[Data extracted from a collection]

•••••

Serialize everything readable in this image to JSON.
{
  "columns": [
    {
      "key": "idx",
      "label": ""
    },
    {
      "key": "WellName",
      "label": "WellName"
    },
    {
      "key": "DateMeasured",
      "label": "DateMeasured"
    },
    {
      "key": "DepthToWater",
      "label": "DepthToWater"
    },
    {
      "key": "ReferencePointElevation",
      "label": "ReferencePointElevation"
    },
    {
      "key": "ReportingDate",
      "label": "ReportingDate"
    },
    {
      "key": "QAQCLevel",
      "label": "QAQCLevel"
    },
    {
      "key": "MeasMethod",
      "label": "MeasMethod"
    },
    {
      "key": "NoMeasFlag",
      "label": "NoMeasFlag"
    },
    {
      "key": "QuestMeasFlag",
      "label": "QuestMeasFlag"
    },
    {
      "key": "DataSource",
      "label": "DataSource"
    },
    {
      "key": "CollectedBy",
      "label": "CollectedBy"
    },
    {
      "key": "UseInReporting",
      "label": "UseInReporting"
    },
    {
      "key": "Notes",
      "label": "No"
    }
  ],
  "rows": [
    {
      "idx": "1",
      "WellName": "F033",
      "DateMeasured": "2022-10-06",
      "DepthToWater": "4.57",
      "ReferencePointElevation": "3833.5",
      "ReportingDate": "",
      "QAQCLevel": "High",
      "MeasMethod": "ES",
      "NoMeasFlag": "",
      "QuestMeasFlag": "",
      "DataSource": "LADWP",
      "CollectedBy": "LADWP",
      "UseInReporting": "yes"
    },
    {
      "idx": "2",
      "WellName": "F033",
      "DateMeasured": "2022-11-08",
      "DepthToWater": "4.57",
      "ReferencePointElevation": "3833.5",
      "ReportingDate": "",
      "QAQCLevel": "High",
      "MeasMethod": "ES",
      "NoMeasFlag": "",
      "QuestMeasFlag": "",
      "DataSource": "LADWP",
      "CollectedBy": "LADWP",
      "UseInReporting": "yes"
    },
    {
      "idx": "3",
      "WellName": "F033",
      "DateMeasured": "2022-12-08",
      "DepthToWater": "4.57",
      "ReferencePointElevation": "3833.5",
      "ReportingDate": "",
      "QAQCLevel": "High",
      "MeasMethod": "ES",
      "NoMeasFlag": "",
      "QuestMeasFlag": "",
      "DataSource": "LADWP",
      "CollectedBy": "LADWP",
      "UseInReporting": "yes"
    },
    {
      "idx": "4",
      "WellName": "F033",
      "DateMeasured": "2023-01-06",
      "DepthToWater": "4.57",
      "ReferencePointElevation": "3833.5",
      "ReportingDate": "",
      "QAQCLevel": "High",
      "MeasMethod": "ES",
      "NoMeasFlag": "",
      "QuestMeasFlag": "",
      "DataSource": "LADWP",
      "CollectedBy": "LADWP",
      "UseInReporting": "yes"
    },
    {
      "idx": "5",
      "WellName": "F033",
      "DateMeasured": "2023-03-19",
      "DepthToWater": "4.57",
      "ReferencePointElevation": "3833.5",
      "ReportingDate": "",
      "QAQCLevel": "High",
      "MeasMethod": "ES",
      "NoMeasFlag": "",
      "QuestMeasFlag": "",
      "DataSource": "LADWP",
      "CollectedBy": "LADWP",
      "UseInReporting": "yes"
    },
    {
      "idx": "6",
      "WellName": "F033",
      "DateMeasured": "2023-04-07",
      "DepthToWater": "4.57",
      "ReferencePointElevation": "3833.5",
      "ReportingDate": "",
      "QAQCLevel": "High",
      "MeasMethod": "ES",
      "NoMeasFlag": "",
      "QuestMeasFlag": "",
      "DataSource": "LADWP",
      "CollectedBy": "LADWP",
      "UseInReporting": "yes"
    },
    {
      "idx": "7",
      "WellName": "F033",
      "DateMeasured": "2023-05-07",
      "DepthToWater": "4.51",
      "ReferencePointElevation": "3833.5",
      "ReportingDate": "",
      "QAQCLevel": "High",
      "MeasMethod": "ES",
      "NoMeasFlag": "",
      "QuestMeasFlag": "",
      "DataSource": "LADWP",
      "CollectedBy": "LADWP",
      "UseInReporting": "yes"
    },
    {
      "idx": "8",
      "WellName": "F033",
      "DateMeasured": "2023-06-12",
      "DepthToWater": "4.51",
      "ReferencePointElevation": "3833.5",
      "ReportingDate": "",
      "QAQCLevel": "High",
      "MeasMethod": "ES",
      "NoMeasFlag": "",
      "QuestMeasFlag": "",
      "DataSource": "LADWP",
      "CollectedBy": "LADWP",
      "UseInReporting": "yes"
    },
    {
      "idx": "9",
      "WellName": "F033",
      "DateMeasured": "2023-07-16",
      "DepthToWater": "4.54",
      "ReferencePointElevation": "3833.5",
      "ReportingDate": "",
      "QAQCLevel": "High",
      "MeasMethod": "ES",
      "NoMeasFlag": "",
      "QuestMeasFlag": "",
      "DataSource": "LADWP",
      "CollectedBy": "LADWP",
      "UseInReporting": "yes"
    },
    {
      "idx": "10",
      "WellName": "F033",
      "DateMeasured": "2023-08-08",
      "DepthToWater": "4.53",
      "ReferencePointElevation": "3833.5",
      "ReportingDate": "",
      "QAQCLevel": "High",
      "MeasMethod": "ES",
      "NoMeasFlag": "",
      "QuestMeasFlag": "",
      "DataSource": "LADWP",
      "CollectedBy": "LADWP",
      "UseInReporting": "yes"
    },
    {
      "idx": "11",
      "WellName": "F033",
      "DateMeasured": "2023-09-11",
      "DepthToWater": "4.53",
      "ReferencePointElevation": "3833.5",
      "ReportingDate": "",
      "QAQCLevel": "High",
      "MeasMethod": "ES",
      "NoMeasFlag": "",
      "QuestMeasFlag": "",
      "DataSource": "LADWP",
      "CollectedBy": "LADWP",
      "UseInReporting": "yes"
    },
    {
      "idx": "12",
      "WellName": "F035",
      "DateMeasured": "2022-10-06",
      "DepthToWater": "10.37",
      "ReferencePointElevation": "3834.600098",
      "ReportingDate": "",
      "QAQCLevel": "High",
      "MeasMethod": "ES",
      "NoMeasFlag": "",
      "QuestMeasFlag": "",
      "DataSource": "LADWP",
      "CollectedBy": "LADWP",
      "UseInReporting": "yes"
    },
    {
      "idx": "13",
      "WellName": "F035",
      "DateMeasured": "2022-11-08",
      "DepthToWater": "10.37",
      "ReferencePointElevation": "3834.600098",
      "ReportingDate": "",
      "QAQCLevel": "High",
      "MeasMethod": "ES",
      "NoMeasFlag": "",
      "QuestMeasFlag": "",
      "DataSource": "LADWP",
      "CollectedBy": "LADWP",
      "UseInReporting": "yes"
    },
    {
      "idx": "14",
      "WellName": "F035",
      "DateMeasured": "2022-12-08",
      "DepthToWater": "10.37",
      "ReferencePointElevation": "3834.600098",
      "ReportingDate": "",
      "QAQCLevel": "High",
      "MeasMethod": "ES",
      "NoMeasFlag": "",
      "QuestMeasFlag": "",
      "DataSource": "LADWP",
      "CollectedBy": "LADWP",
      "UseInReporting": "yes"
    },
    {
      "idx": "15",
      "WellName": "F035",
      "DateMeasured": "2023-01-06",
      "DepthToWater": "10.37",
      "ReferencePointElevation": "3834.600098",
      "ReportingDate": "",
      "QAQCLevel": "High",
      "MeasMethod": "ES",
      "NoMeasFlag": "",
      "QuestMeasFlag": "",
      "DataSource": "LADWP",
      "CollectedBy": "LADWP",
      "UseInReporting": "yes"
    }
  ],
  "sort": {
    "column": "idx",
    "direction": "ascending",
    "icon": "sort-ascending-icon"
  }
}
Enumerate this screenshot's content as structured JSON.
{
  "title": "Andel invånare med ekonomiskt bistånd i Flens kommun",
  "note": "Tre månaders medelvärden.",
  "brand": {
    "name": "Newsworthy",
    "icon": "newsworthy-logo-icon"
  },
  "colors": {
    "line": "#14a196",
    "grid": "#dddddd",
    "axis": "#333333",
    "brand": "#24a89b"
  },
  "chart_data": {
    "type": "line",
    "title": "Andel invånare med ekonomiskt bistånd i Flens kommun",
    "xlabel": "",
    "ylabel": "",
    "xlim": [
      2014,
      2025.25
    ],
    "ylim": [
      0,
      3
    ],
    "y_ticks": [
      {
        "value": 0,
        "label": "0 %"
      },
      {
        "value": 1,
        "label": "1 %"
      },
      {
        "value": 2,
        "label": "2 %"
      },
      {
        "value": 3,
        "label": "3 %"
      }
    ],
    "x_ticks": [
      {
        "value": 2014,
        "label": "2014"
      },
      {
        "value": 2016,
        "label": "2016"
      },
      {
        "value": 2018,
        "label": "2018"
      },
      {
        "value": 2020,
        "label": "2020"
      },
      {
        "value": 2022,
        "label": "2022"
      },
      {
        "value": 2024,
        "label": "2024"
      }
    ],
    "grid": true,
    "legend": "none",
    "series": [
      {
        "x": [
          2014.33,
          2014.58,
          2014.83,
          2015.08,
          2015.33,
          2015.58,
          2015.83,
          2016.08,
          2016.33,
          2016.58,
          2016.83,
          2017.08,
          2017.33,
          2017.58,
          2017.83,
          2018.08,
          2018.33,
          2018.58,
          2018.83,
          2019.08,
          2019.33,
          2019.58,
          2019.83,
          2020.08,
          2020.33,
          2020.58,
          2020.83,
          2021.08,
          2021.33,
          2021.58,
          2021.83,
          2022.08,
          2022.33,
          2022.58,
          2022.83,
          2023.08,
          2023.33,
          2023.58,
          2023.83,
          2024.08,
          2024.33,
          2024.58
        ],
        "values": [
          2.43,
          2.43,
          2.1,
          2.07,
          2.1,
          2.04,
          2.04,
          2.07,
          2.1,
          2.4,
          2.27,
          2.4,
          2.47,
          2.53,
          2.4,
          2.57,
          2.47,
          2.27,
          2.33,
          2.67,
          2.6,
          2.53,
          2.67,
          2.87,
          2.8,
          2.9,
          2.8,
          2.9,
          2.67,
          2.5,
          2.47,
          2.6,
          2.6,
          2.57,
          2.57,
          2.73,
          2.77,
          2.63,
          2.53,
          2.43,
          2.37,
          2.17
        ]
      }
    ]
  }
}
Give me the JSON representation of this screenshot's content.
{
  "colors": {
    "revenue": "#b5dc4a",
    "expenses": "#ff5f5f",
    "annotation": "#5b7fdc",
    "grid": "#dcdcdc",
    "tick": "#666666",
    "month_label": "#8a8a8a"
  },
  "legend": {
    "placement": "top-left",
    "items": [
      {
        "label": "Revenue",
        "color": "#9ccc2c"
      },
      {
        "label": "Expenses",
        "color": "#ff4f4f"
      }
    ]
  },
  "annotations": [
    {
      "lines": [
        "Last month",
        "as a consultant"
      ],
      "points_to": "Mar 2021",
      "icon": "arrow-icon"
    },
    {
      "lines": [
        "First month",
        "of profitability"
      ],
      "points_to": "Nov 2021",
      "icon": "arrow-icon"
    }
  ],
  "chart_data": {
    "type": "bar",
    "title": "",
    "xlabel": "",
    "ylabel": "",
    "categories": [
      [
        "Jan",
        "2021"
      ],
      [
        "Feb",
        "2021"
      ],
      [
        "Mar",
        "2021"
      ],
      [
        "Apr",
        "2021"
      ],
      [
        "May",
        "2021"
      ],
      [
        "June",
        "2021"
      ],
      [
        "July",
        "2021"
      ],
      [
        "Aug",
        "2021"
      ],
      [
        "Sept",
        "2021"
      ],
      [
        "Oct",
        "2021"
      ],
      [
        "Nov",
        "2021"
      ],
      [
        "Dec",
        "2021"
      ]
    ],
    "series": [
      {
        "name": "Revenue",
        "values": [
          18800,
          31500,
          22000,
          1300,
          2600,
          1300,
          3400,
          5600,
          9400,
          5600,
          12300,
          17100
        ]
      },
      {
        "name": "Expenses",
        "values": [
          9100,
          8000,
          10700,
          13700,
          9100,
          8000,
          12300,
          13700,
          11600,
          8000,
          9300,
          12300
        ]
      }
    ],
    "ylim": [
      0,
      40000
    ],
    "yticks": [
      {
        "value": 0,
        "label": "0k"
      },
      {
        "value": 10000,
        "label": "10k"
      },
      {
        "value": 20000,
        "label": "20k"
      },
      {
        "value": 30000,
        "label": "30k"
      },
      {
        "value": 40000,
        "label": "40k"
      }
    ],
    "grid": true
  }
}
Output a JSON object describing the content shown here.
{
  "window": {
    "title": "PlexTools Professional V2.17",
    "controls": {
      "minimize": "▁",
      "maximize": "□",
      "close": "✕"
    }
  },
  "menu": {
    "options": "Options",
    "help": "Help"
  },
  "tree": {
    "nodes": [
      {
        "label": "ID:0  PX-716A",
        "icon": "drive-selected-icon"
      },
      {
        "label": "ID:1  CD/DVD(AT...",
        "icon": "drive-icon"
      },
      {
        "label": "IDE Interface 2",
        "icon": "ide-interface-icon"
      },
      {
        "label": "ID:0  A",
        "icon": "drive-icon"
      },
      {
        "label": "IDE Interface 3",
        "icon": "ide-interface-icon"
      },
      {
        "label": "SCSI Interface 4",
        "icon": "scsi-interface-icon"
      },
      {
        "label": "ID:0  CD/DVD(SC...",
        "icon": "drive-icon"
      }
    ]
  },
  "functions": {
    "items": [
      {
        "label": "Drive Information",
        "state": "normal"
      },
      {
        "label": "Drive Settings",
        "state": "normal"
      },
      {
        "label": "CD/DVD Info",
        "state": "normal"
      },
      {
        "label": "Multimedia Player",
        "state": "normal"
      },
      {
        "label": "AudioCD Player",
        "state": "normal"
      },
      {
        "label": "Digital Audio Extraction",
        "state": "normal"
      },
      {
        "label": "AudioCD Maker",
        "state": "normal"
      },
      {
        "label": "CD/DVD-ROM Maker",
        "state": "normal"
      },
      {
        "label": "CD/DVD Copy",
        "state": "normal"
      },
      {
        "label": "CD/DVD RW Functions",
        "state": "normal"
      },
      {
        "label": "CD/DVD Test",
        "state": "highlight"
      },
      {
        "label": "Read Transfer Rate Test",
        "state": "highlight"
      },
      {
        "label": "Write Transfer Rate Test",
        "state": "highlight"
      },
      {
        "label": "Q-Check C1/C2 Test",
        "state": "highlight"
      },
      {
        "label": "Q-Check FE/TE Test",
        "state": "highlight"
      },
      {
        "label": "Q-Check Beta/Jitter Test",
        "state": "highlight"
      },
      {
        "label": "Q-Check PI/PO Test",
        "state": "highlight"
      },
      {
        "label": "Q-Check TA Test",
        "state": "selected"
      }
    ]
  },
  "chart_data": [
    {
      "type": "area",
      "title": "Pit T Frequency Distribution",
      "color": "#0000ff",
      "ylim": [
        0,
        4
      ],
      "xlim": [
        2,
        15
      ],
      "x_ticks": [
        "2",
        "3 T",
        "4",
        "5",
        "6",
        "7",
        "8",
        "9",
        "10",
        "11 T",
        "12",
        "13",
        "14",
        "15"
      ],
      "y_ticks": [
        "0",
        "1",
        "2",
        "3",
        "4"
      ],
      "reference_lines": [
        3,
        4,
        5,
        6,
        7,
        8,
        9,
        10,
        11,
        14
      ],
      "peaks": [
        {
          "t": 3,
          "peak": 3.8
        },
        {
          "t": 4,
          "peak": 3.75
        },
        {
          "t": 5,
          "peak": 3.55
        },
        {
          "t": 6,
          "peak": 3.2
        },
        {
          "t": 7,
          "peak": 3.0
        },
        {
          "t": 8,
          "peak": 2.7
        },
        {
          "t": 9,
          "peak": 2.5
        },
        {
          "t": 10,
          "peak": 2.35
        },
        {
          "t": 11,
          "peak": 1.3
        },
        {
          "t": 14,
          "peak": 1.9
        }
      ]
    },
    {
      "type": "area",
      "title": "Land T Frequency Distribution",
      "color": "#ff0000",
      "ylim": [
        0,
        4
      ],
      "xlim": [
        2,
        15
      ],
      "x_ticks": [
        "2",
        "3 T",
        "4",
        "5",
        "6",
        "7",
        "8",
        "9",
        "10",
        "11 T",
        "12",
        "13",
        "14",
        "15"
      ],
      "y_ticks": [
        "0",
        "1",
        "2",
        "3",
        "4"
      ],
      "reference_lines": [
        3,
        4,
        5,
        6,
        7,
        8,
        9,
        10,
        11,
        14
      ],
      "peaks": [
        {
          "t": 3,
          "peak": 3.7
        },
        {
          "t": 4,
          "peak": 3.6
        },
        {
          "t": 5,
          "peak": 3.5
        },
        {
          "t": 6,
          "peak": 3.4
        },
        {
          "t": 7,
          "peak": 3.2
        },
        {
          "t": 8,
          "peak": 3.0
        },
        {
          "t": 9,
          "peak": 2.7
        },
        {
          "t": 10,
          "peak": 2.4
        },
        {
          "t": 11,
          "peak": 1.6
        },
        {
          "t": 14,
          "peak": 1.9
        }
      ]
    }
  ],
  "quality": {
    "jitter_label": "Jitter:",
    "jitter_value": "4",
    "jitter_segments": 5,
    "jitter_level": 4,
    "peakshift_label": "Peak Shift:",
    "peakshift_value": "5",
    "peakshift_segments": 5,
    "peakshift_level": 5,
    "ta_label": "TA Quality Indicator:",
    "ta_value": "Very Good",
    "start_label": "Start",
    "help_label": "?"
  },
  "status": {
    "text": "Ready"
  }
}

•••••

▶ Written exercise
Check every line for "Frequency" and show the ones that have it.

▶ Output of the task
      "title": "Pit T Frequency Distribution",
      "title": "Land T Frequency Distribution",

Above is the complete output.